● Data for this task
* * * * * * *

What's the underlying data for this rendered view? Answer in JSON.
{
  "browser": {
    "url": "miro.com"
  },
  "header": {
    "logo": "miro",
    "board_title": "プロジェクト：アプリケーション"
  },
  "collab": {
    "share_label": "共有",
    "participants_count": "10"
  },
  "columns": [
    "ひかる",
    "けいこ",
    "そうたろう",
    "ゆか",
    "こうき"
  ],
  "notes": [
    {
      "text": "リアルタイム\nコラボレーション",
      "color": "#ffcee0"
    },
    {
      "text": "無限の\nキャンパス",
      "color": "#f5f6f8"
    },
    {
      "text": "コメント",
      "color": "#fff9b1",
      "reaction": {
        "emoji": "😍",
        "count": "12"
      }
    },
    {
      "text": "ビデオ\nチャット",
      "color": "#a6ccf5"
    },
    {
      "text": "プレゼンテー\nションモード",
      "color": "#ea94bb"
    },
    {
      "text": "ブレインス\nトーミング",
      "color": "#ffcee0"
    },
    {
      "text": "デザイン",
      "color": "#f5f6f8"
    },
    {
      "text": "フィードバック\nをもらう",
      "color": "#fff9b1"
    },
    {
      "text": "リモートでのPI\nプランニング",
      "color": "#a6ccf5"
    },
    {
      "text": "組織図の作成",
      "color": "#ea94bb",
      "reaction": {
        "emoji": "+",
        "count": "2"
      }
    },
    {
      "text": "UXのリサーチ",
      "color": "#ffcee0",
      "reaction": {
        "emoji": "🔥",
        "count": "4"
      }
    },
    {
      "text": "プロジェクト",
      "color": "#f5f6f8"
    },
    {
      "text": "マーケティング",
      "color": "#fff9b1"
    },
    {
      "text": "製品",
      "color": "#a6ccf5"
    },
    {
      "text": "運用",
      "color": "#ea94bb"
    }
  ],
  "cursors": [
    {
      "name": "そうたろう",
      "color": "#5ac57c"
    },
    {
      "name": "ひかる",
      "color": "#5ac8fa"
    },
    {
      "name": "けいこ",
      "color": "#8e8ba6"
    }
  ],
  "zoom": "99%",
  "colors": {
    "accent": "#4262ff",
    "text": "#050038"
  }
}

* * * * * * *

● What you should do
All of the records must be repeated exactly.

● Output below
What's the underlying data for this rendered view? Answer in JSON.
{
  "browser": {
    "url": "miro.com"
  },
  "header": {
    "logo": "miro",
    "board_title": "プロジェクト：アプリケーション"
  },
  "collab": {
    "share_label": "共有",
    "participants_count": "10"
  },
  "columns": [
    "ひかる",
    "けいこ",
    "そうたろう",
    "ゆか",
    "こうき"
  ],
  "notes": [
    {
      "text": "リアルタイム\nコラボレーション",
      "color": "#ffcee0"
    },
    {
      "text": "無限の\nキャンパス",
      "color": "#f5f6f8"
    },
    {
      "text": "コメント",
      "color": "#fff9b1",
      "reaction": {
        "emoji": "😍",
        "count": "12"
      }
    },
    {
      "text": "ビデオ\nチャット",
      "color": "#a6ccf5"
    },
    {
      "text": "プレゼンテー\nションモード",
      "color": "#ea94bb"
    },
    {
      "text": "ブレインス\nトーミング",
      "color": "#ffcee0"
    },
    {
      "text": "デザイン",
      "color": "#f5f6f8"
    },
    {
      "text": "フィードバック\nをもらう",
      "color": "#fff9b1"
    },
    {
      "text": "リモートでのPI\nプランニング",
      "color": "#a6ccf5"
    },
    {
      "text": "組織図の作成",
      "color": "#ea94bb",
      "reaction": {
        "emoji": "+",
        "count": "2"
      }
    },
    {
      "text": "UXのリサーチ",
      "color": "#ffcee0",
      "reaction": {
        "emoji": "🔥",
        "count": "4"
      }
    },
    {
      "text": "プロジェクト",
      "color": "#f5f6f8"
    },
    {
      "text": "マーケティング",
      "color": "#fff9b1"
    },
    {
      "text": "製品",
      "color": "#a6ccf5"
    },
    {
      "text": "運用",
      "color": "#ea94bb"
    }
  ],
  "cursors": [
    {
      "name": "そうたろう",
      "color": "#5ac57c"
    },
    {
      "name": "ひかる",
      "color": "#5ac8fa"
    },
    {
      "name": "けいこ",
      "color": "#8e8ba6"
    }
  ],
  "zoom": "99%",
  "colors": {
    "accent": "#4262ff",
    "text": "#050038"
  }
}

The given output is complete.